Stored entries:
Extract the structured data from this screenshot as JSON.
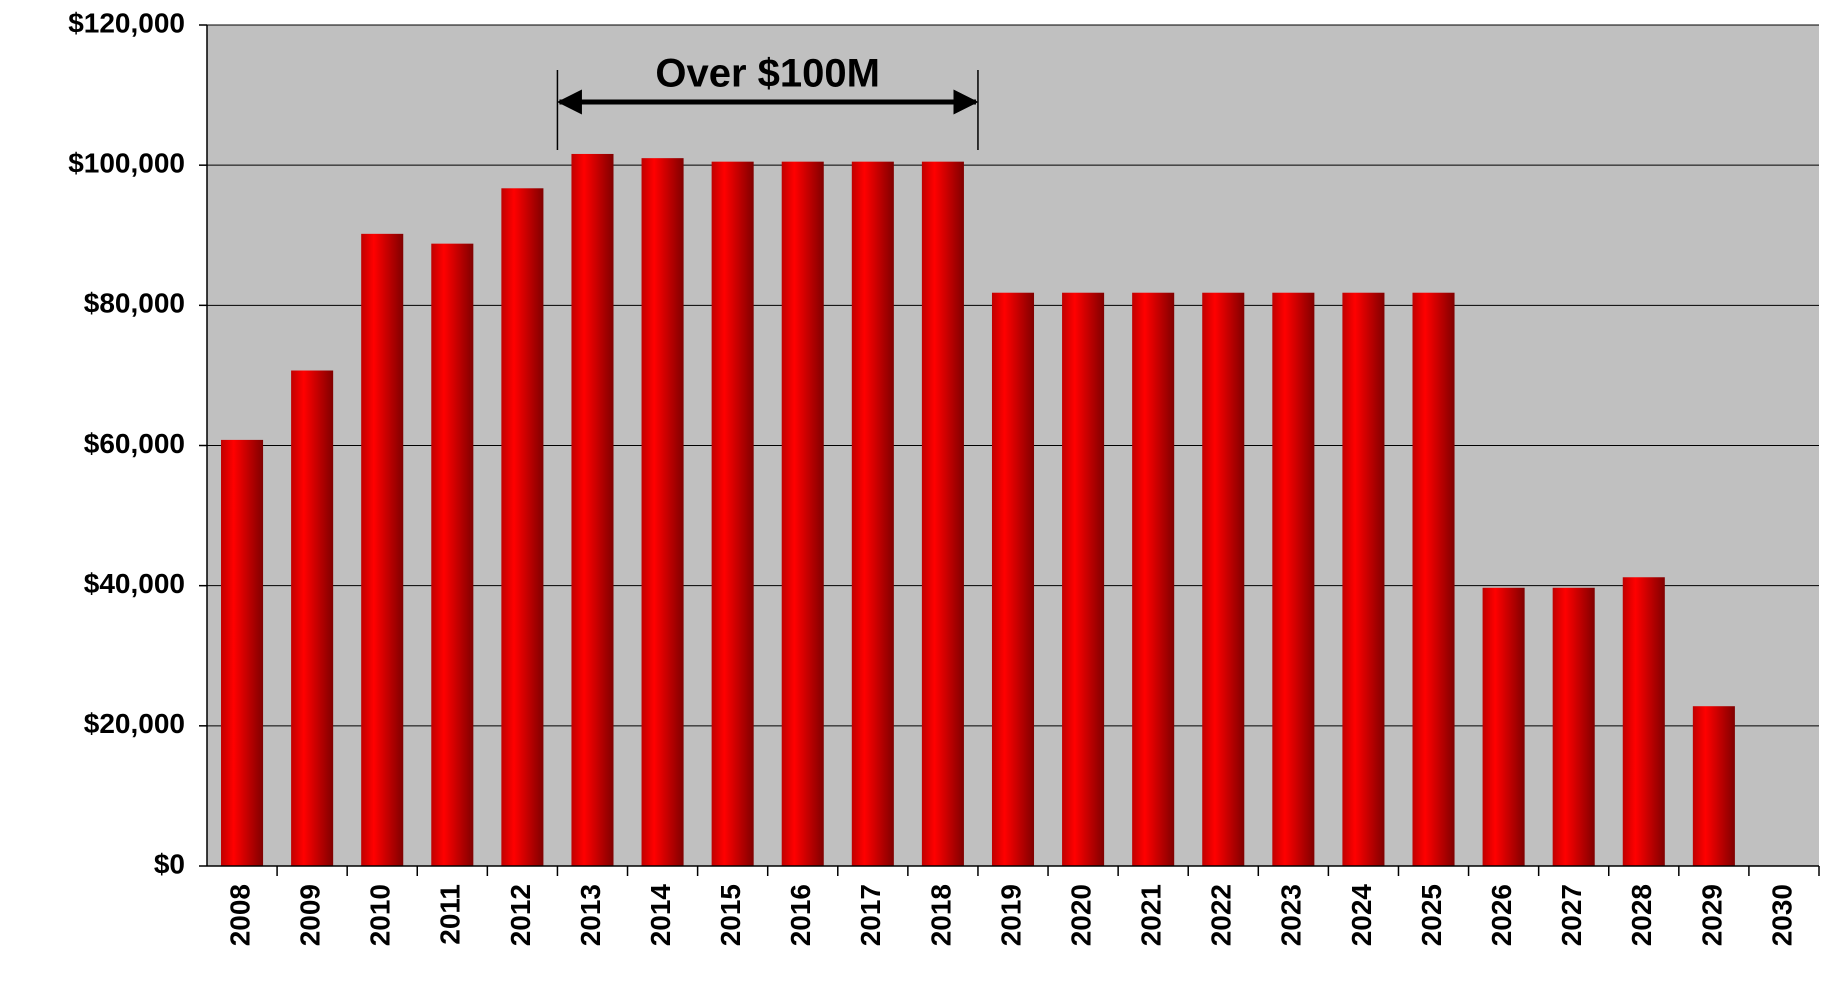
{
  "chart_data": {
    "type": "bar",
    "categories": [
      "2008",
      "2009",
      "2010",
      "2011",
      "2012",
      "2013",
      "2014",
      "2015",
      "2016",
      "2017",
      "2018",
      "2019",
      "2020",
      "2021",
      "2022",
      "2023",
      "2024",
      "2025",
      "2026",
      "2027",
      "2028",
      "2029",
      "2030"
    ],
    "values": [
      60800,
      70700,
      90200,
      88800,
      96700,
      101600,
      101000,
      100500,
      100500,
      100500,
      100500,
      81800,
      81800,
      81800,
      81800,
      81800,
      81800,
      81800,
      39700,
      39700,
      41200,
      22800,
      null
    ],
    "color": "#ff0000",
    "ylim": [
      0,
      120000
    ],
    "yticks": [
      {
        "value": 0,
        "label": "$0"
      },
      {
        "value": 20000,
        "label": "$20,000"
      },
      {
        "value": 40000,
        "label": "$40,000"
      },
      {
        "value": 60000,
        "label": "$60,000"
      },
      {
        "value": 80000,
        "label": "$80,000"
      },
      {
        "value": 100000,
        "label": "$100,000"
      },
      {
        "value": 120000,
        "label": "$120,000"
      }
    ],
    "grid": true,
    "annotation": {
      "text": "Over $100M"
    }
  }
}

▸ **REQUIREMENT**:
Working from the entries above, return all lines that contain "label".

▸ **RESULT OF THE EXERCISE**:
        "label": "$0"
        "label": "$20,000"
        "label": "$40,000"
        "label": "$60,000"
        "label": "$80,000"
        "label": "$100,000"
        "label": "$120,000"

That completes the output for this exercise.